Given request:
Transcribe the records below exactly, leaving out any pictures.

#### Provided material ####

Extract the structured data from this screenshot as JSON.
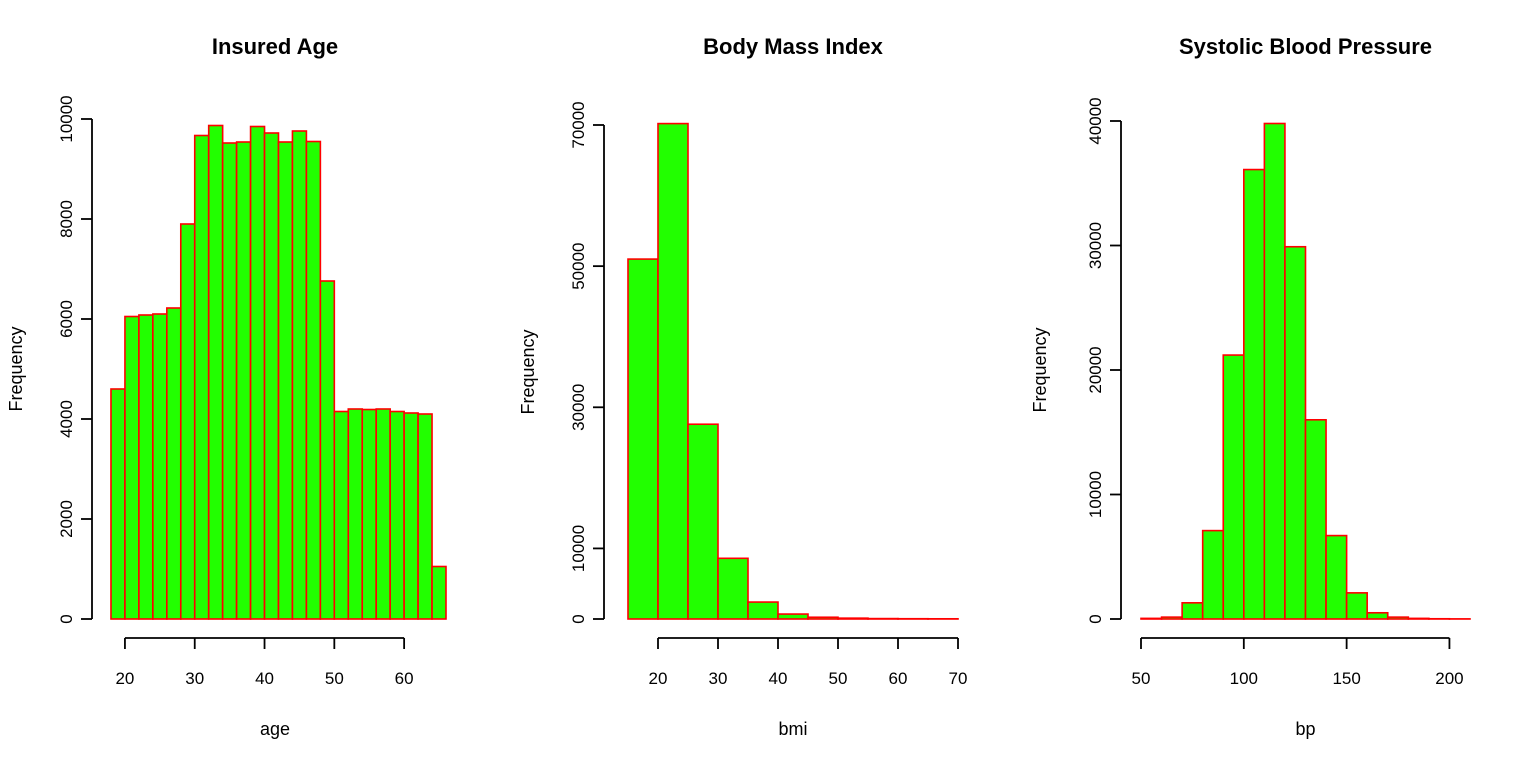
{
  "colors": {
    "bar_fill": "#22ff00",
    "bar_stroke": "#ff0000",
    "axis": "#000000",
    "background": "#ffffff"
  },
  "chart_data": [
    {
      "type": "bar",
      "title": "Insured Age",
      "xlabel": "age",
      "ylabel": "Frequency",
      "bin_width": 2,
      "bin_start": 18,
      "values": [
        4600,
        6050,
        6080,
        6100,
        6220,
        7900,
        9670,
        9870,
        9520,
        9540,
        9850,
        9720,
        9540,
        9760,
        9550,
        6760,
        4150,
        4200,
        4190,
        4200,
        4150,
        4120,
        4100,
        1050
      ],
      "xticks": [
        20,
        30,
        40,
        50,
        60
      ],
      "yticks": [
        0,
        2000,
        4000,
        6000,
        8000,
        10000
      ],
      "xlim": [
        17,
        66
      ],
      "ylim": [
        0,
        10000
      ],
      "grid": false
    },
    {
      "type": "bar",
      "title": "Body Mass Index",
      "xlabel": "bmi",
      "ylabel": "Frequency",
      "bin_width": 5,
      "bin_start": 15,
      "values": [
        51000,
        70200,
        27600,
        8600,
        2400,
        700,
        250,
        120,
        60,
        40,
        30
      ],
      "xticks": [
        20,
        30,
        40,
        50,
        60,
        70
      ],
      "yticks": [
        0,
        10000,
        30000,
        50000,
        70000
      ],
      "xlim": [
        15,
        70
      ],
      "ylim": [
        0,
        70000
      ],
      "grid": false
    },
    {
      "type": "bar",
      "title": "Systolic Blood Pressure",
      "xlabel": "bp",
      "ylabel": "Frequency",
      "bin_width": 10,
      "bin_start": 50,
      "values": [
        50,
        150,
        1300,
        7100,
        21200,
        36100,
        39800,
        29900,
        16000,
        6700,
        2100,
        500,
        150,
        50,
        20,
        10
      ],
      "xticks": [
        50,
        100,
        150,
        200
      ],
      "yticks": [
        0,
        10000,
        20000,
        30000,
        40000
      ],
      "xlim": [
        50,
        210
      ],
      "ylim": [
        0,
        40000
      ],
      "grid": false
    }
  ]
}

####

Answer for the task:
Extract the structured data from this screenshot as JSON.
{
  "colors": {
    "bar_fill": "#22ff00",
    "bar_stroke": "#ff0000",
    "axis": "#000000",
    "background": "#ffffff"
  },
  "chart_data": [
    {
      "type": "bar",
      "title": "Insured Age",
      "xlabel": "age",
      "ylabel": "Frequency",
      "bin_width": 2,
      "bin_start": 18,
      "values": [
        4600,
        6050,
        6080,
        6100,
        6220,
        7900,
        9670,
        9870,
        9520,
        9540,
        9850,
        9720,
        9540,
        9760,
        9550,
        6760,
        4150,
        4200,
        4190,
        4200,
        4150,
        4120,
        4100,
        1050
      ],
      "xticks": [
        20,
        30,
        40,
        50,
        60
      ],
      "yticks": [
        0,
        2000,
        4000,
        6000,
        8000,
        10000
      ],
      "xlim": [
        17,
        66
      ],
      "ylim": [
        0,
        10000
      ],
      "grid": false
    },
    {
      "type": "bar",
      "title": "Body Mass Index",
      "xlabel": "bmi",
      "ylabel": "Frequency",
      "bin_width": 5,
      "bin_start": 15,
      "values": [
        51000,
        70200,
        27600,
        8600,
        2400,
        700,
        250,
        120,
        60,
        40,
        30
      ],
      "xticks": [
        20,
        30,
        40,
        50,
        60,
        70
      ],
      "yticks": [
        0,
        10000,
        30000,
        50000,
        70000
      ],
      "xlim": [
        15,
        70
      ],
      "ylim": [
        0,
        70000
      ],
      "grid": false
    },
    {
      "type": "bar",
      "title": "Systolic Blood Pressure",
      "xlabel": "bp",
      "ylabel": "Frequency",
      "bin_width": 10,
      "bin_start": 50,
      "values": [
        50,
        150,
        1300,
        7100,
        21200,
        36100,
        39800,
        29900,
        16000,
        6700,
        2100,
        500,
        150,
        50,
        20,
        10
      ],
      "xticks": [
        50,
        100,
        150,
        200
      ],
      "yticks": [
        0,
        10000,
        20000,
        30000,
        40000
      ],
      "xlim": [
        50,
        210
      ],
      "ylim": [
        0,
        40000
      ],
      "grid": false
    }
  ]
}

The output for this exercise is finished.